▶ **Task to complete**
Wherever a line below holds the word "should", copy that line.

Collection entries
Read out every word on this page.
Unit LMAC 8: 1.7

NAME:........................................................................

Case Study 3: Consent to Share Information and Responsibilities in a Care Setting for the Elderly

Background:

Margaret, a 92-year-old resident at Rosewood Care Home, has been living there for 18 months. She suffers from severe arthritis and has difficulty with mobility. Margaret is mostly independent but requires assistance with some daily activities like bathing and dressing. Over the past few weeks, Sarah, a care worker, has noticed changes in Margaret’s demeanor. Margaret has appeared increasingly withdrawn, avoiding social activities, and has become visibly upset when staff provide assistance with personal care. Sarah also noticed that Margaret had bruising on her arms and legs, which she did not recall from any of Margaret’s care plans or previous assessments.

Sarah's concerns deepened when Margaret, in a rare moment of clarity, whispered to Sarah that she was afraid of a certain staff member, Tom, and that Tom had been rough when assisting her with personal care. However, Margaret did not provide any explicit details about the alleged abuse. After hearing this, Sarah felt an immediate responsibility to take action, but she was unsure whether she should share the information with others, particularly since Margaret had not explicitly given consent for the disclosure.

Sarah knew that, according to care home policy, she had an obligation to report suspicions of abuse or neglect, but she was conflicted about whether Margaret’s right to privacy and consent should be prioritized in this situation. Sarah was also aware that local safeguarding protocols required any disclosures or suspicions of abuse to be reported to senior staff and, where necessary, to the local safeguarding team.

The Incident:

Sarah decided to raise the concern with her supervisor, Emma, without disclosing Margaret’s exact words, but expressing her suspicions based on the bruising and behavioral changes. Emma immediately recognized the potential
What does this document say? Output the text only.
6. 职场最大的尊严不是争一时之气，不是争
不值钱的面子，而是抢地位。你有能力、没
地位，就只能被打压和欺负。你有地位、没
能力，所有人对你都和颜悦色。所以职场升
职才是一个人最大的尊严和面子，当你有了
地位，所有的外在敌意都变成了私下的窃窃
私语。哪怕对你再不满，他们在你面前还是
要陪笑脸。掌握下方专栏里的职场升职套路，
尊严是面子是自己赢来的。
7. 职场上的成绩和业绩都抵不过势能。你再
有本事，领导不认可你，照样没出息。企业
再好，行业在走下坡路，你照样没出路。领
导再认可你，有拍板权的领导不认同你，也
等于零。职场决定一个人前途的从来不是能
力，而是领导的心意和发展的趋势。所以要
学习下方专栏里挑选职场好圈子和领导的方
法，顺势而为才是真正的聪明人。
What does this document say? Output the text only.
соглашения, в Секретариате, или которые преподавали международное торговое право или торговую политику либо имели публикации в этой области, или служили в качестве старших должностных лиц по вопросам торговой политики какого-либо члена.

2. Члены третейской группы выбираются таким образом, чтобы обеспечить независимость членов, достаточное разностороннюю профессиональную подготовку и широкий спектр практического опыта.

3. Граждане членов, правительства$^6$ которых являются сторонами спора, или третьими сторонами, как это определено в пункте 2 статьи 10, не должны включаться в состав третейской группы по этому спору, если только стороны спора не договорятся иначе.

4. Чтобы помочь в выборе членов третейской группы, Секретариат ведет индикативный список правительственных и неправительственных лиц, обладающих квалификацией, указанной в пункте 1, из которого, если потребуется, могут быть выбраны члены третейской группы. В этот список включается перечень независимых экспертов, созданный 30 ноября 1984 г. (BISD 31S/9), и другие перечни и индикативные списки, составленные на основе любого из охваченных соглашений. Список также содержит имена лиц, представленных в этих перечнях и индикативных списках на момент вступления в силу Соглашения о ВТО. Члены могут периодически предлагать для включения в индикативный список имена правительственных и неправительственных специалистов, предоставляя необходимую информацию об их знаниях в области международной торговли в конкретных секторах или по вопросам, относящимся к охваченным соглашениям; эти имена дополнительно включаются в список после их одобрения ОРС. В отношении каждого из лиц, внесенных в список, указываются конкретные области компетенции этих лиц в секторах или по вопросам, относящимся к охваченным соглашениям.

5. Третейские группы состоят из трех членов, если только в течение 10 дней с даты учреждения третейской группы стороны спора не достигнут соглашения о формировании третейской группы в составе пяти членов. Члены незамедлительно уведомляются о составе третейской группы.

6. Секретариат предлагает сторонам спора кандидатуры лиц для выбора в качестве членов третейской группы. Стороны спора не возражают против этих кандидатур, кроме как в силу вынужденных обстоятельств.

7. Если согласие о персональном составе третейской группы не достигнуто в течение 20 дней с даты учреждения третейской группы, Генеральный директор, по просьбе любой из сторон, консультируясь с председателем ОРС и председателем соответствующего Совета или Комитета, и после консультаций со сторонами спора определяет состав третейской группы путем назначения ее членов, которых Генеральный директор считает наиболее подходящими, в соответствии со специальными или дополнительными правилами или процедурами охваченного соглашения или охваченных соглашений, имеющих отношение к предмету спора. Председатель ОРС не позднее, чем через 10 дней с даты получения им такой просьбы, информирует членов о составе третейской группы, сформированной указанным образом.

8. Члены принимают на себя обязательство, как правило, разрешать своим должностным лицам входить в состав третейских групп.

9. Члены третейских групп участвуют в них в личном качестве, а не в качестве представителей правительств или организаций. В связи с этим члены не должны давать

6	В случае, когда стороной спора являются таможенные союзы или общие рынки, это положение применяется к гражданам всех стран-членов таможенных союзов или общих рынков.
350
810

▶ **Exercise output**
Sarah's concerns deepened when Margaret, in a rare moment of clarity, whispered to Sarah that she was afraid of a certain staff member, Tom, and that Tom had been rough when assisting her with personal care. However, Margaret did not provide any explicit details about the alleged abuse. After hearing this, Sarah felt an immediate responsibility to take action, but she was unsure whether she should share the information with others, particularly since Margaret had not explicitly given consent for the disclosure.
Sarah knew that, according to care home policy, she had an obligation to report suspicions of abuse or neglect, but she was conflicted about whether Margaret’s right to privacy and consent should be prioritized in this situation. Sarah was also aware that local safeguarding protocols required any disclosures or suspicions of abuse to be reported to senior staff and, where necessary, to the local safeguarding team.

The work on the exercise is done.